Could you transcribe every record below exactly as written, leaving out any pictures?

• • •

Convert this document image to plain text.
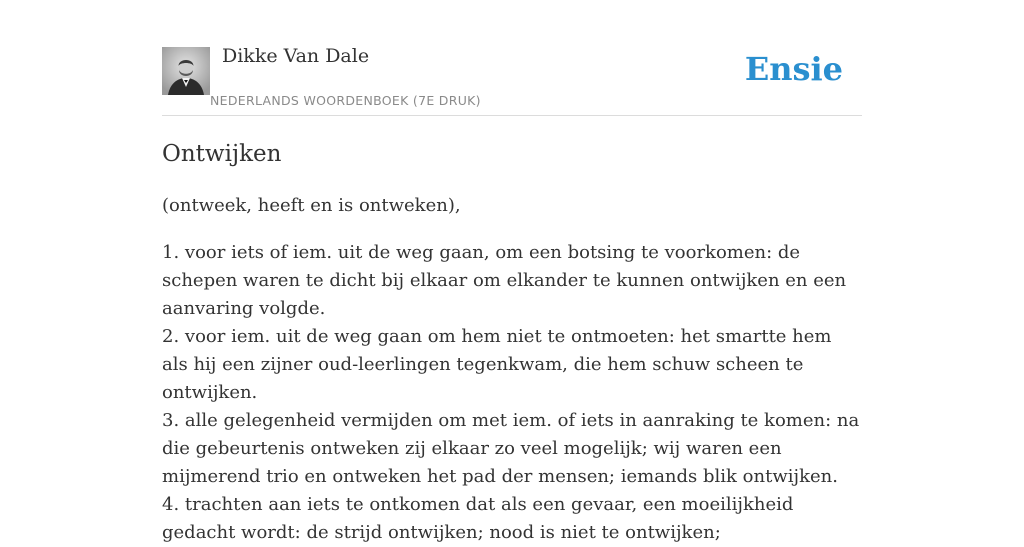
Dikke Van Dale
NEDERLANDS WOORDENBOEK (7E DRUK)
Ensie
Ontwijken

(ontweek, heeft en is ontweken),

1. voor iets of iem. uit de weg gaan, om een botsing te voorkomen: de schepen waren te dicht bij elkaar om elkander te kunnen ontwijken en een aanvaring volgde.
2. voor iem. uit de weg gaan om hem niet te ontmoeten: het smartte hem als hij een zijner oud-leerlingen tegenkwam, die hem schuw scheen te ontwijken.
3. alle gelegenheid vermijden om met iem. of iets in aanraking te komen: na die gebeurtenis ontweken zij elkaar zo veel mogelijk; wij waren een mijmerend trio en ontweken het pad der mensen; iemands blik ontwijken.
4. trachten aan iets te ontkomen dat als een gevaar, een moeilijkheid gedacht wordt: de strijd ontwijken; nood is niet te ontwijken;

• • •

### [Answer for this exercise]
Convert this document image to plain text.
Dikke Van Dale
NEDERLANDS WOORDENBOEK (7E DRUK)
Ensie
Ontwijken

(ontweek, heeft en is ontweken),

1. voor iets of iem. uit de weg gaan, om een botsing te voorkomen: de schepen waren te dicht bij elkaar om elkander te kunnen ontwijken en een aanvaring volgde.
2. voor iem. uit de weg gaan om hem niet te ontmoeten: het smartte hem als hij een zijner oud-leerlingen tegenkwam, die hem schuw scheen te ontwijken.
3. alle gelegenheid vermijden om met iem. of iets in aanraking te komen: na die gebeurtenis ontweken zij elkaar zo veel mogelijk; wij waren een mijmerend trio en ontweken het pad der mensen; iemands blik ontwijken.
4. trachten aan iets te ontkomen dat als een gevaar, een moeilijkheid gedacht wordt: de strijd ontwijken; nood is niet te ontwijken;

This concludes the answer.